E' una città di 3.000.000 di abitanti compresa la sua periferia, che abbiamo attraversato verso le 5 di mattina, ancora con il buio, prima che il traffico diventi caotico e la renda impraticabile. La strada verso il nord è un lungo elenco di rotonde che per la guida a sinistra e per i metodi di guida molto personali degli autisti, a volte rappresentano per noi degli enigmi nell'attraversamento; il traffico comunque è sostenuto: sono quasi tutti grossi camion che arrancano con container sulla strada verso l'Uganda.
Fa freddino, ma non ci meravigliamo perchè l'Africa un pò la conosciamo e sappiamo che l'idea che sia solo sole e caldo è solo uno stereotipo; finalmente arriviamo a Eldoret, che fa da bivio per chi vuole andare verso il Masai Mara come noi.
Qui il traffico diventa pressoché inesistente, la strada migliora, l'alba comincia a sorgere e anche il freddo comincia piano piano a lasciarci.
Raggiungiamo così Tarok, una cittadina Masai che anticipa l'ingresso alla riserva.
Una buona colazione con Masala Thé e Samosa, riesce a metterci in forma lo stomaco che più tardi verrà messo a dura prova dagli sballottamenti dell'ultimo tratto, ovviamente sterrato.


 

Una delle prime immagine significativa che scatto e che ho memorizzato nella mia testa è quella di un pozzo d'acqua, non particolarmente diverso da altri che incontreremo successivamente, ma proprio per questo rappresenta la quotidianità di una vita che impone loro di fare a volte decine di chilometri per questa necessità, trasportando questo elemento vitale con quanto dispongono, generalmente una bicicletta o sulla schiena, reggendo il contenitore con la fronte.
==========
> _CONSEGNA A_:
Puoi trascrivere dal racconto del viaggio verso il Masai Mara la parte compresa tra "Fa freddino, ma" e "piano a lasciarci.", estremi inclusi?
> _CONSEGNA B_:
Come prosegue il racconto del viaggio verso il Masai Mara? Scrivine il seguito partendo subito dopo la sua ultima frase.
==========
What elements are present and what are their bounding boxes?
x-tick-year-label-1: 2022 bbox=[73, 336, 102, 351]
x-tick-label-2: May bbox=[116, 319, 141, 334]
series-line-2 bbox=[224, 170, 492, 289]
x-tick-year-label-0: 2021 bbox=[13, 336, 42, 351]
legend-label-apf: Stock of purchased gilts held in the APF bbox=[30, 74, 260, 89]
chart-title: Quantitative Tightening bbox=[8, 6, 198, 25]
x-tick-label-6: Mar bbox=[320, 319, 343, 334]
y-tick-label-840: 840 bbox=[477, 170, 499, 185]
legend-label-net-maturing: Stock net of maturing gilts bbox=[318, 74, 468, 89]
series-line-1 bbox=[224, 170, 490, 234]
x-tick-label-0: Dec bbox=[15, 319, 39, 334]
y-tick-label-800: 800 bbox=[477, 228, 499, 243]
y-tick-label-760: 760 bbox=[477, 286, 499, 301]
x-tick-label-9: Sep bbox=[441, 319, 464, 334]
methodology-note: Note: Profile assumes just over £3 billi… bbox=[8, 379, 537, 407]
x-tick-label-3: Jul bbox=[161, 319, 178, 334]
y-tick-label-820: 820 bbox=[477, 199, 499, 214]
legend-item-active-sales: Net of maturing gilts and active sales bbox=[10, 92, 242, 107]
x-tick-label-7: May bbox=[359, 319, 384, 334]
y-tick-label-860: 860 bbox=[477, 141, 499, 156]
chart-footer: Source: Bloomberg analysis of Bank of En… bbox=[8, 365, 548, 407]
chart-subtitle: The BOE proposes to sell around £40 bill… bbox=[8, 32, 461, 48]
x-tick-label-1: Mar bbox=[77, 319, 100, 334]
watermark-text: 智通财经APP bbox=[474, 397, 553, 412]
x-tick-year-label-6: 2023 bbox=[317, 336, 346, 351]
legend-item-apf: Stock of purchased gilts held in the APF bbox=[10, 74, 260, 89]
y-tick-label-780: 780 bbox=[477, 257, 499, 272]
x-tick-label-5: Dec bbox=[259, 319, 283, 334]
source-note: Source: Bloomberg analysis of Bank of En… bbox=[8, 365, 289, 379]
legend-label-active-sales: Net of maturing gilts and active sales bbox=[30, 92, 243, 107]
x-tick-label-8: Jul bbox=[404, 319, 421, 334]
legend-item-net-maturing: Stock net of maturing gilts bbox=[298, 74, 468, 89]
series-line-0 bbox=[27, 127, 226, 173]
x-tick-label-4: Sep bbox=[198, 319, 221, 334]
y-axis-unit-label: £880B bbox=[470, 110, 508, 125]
==========
> _SOLUZIONE A_:
Fa freddino, ma non ci meravigliamo perchè l'Africa un pò la conosciamo e sappiamo che l'idea che sia solo sole e caldo è solo uno stereotipo; finalmente arriviamo a Eldoret, che fa da bivio per chi vuole andare verso il Masai Mara come noi.
Qui il traffico diventa pressoché inesistente, la strada migliora, l'alba comincia a sorgere e anche il freddo comincia piano piano a lasciarci.

> _SOLUZIONE B_:
Incontriamo numerosi villaggi Masai già con i recinti aperti, perché hanno già fatto uscire le loro mandrie di vacche e capre, che rappresentano la loro ricchezza, verso i pascoli circostanti. 
Nei giorni successivi scopriremo che a volte, questi pascoli sono gli stessi che vengono condivisi con le zebre, gli gnu e le antilopi, ragione per cui se ci sono loro, si possono incrociare anche i felini, e questo è il motivo per il quale la divisa del Masai prevede anche una lancia o almeno un lungo coltello al fianco. 
Dopo le 11, finalmente arriviamo all'Ol Moran Tented Camp.
Siamo in una zona che ci appare collinare e molto verde, in realtà siamo a 1650 metri di altitudine, dove un leggero venticello ci rinfresca quasi sempre durante il giorno, da un sole che non ci lascerà mai.
Già dal pomeriggio iniziamo il primo game driver, che a volte ci impegneranno anche tutto il giorno, ma sempre cercando di non perdere mai i due momenti magici e più importanti:
l'alba e il tramonto, quando cioè tutti i felini si mettono in caccia.
Gli incontri sono frequentissimi, quasi senza sosta, le mandrie di gnu, sono sicuramente le più numerose, ma anche le zebre, impala, gazzelle di Thomson, topi, che qui chiamano abitualmente blue jeans, sono abituali.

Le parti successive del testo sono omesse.